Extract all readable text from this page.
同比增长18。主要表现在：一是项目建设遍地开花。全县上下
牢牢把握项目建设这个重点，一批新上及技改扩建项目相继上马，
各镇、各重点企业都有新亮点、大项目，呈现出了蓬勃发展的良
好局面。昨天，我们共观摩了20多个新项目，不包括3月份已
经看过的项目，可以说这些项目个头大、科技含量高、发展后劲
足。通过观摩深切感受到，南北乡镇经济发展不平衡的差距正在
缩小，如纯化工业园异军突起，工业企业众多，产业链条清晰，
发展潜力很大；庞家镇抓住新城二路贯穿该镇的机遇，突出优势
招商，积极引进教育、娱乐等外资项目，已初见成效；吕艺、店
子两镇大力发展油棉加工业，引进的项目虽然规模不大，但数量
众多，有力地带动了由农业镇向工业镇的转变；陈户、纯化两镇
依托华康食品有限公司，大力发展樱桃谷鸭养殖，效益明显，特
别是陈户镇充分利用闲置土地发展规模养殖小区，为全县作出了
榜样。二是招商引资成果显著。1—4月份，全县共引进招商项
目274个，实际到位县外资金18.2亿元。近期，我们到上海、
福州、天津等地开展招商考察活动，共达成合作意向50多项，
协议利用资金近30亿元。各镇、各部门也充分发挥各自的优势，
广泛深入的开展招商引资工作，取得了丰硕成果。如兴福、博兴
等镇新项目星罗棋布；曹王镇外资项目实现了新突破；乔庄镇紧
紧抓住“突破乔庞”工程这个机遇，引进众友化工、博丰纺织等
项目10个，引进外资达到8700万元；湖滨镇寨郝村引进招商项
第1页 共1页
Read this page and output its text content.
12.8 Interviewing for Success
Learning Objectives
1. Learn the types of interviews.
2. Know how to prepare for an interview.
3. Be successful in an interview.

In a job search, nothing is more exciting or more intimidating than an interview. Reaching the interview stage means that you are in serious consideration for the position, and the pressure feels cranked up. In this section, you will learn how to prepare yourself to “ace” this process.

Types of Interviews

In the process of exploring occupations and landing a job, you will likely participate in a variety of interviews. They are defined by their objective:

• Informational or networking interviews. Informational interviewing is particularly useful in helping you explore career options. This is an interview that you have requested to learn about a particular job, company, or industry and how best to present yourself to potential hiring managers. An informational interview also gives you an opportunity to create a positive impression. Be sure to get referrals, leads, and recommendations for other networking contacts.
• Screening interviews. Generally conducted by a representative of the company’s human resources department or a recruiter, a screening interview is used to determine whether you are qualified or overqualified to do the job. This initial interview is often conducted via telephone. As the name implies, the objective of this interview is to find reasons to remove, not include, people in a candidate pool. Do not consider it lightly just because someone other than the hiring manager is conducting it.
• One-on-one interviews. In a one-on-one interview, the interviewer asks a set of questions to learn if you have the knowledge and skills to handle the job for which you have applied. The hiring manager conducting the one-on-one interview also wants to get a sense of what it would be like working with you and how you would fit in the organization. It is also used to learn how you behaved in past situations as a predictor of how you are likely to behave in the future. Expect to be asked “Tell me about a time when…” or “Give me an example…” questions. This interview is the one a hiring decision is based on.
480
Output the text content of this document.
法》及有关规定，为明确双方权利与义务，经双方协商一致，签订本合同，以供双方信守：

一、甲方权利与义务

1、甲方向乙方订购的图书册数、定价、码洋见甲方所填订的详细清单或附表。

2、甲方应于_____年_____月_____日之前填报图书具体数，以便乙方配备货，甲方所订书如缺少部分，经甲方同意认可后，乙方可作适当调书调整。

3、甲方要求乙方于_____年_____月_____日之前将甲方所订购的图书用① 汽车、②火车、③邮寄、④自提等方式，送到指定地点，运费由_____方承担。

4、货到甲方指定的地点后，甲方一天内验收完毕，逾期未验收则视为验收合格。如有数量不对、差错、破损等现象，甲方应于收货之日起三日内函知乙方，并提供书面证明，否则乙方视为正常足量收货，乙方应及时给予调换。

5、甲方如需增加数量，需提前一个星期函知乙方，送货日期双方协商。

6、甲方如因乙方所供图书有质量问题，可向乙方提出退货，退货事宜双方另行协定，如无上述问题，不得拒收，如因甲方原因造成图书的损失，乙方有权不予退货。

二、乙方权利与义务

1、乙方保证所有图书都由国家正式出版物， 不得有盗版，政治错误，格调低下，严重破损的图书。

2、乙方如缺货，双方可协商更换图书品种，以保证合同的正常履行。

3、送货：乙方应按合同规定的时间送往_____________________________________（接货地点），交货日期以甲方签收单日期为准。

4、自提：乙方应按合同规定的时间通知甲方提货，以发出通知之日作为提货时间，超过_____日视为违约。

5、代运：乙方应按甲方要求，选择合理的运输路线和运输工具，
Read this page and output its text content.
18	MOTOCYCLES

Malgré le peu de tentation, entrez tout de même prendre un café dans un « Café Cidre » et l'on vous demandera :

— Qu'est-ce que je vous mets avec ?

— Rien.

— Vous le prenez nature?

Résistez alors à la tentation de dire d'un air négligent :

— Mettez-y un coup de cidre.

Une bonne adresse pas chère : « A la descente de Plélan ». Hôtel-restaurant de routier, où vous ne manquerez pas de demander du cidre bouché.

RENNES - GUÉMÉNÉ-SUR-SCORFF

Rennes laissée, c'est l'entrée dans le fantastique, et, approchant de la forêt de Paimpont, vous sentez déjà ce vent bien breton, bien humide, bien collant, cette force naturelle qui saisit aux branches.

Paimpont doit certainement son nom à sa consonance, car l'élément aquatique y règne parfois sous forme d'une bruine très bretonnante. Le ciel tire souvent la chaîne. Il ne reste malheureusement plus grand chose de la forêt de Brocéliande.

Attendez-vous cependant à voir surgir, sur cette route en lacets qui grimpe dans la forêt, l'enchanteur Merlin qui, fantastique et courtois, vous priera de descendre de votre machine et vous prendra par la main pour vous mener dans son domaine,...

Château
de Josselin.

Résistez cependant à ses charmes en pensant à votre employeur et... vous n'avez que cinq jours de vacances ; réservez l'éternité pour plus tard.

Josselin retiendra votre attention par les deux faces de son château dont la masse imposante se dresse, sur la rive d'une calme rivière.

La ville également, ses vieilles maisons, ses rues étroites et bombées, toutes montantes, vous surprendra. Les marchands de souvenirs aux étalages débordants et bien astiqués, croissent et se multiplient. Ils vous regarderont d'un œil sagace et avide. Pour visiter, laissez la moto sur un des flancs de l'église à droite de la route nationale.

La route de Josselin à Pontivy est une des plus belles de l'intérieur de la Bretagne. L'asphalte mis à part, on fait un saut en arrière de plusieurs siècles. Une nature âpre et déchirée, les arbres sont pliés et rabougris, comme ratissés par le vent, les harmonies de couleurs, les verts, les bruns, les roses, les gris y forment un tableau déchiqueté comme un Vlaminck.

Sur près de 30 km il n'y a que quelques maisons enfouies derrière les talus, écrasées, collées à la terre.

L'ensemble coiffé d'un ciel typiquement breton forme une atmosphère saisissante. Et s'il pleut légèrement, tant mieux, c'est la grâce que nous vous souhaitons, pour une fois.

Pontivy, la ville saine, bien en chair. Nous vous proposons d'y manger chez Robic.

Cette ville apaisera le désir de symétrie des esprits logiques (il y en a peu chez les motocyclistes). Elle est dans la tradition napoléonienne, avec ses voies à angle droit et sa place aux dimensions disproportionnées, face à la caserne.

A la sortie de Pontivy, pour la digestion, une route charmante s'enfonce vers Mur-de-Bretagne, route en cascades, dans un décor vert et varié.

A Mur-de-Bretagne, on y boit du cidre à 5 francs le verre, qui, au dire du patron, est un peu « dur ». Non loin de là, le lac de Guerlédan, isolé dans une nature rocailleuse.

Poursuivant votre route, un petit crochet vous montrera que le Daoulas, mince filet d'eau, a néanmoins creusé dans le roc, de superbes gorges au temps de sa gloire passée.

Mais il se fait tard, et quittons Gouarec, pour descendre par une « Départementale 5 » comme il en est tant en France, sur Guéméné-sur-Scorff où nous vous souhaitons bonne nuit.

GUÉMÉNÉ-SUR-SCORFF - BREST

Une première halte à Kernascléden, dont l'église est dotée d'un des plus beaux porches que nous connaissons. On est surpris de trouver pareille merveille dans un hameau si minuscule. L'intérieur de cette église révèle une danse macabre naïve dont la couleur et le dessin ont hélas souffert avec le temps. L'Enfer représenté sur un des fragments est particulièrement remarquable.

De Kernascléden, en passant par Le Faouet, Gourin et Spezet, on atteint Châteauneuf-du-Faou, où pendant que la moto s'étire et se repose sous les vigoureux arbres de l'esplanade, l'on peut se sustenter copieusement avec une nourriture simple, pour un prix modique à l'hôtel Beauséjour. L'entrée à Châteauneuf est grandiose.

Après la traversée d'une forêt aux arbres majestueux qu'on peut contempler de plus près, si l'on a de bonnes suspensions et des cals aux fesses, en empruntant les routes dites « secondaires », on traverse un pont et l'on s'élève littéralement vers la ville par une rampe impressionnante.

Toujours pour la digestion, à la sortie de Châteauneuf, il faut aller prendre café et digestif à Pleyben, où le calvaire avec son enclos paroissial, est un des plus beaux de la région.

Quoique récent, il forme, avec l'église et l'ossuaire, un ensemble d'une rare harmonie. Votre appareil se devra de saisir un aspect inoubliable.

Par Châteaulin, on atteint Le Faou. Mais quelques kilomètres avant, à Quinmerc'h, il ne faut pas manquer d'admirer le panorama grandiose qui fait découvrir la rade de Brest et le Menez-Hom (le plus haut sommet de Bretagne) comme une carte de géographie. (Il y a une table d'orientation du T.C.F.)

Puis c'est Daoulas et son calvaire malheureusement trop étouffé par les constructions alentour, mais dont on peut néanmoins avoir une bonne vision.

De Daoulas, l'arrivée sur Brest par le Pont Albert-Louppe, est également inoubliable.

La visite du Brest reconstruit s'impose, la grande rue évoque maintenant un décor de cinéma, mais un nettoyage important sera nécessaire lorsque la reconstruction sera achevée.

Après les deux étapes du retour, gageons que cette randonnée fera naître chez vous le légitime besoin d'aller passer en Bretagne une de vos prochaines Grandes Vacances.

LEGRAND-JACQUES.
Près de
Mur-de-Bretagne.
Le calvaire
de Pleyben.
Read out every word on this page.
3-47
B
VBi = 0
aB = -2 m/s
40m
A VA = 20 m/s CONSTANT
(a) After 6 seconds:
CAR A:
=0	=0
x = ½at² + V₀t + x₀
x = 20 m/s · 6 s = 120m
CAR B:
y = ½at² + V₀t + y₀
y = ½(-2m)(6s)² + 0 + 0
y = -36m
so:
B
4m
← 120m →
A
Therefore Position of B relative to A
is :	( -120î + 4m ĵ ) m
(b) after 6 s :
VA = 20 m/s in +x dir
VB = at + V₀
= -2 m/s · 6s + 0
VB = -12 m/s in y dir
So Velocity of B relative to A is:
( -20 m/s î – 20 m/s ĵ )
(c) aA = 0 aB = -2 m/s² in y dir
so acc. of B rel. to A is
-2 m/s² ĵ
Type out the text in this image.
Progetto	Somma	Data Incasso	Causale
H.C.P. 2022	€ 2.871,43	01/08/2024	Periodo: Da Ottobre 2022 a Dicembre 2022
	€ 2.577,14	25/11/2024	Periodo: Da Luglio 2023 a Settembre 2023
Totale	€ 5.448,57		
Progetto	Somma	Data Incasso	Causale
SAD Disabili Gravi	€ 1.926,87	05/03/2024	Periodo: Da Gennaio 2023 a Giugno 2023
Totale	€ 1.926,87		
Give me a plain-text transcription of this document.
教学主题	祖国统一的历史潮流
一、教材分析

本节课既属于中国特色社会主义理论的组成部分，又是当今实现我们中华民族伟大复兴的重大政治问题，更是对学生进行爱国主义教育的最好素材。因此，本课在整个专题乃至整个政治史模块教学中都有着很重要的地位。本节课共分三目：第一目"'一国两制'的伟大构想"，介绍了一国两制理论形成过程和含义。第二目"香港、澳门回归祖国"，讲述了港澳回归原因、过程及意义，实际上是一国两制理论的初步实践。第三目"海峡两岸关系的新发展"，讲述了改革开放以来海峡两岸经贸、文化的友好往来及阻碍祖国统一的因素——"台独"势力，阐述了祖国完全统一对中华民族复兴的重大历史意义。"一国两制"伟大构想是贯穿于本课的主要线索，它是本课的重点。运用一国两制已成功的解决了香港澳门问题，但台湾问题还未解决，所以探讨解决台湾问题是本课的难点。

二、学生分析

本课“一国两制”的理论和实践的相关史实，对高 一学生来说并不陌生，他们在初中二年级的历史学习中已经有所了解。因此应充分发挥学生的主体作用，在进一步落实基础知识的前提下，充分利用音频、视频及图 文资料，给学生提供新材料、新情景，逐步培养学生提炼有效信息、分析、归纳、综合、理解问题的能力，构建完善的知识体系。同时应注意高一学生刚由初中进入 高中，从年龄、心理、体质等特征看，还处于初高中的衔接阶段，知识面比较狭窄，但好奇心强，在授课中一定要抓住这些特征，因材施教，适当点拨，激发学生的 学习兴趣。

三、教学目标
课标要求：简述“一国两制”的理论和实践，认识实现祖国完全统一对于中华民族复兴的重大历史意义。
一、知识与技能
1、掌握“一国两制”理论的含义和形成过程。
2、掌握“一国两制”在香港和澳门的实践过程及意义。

===

_SET TASK_: Of the lines in this listing, how many contain "Après"? Reply with the number and nothing more.

_COMPLETE ANSWER_: 2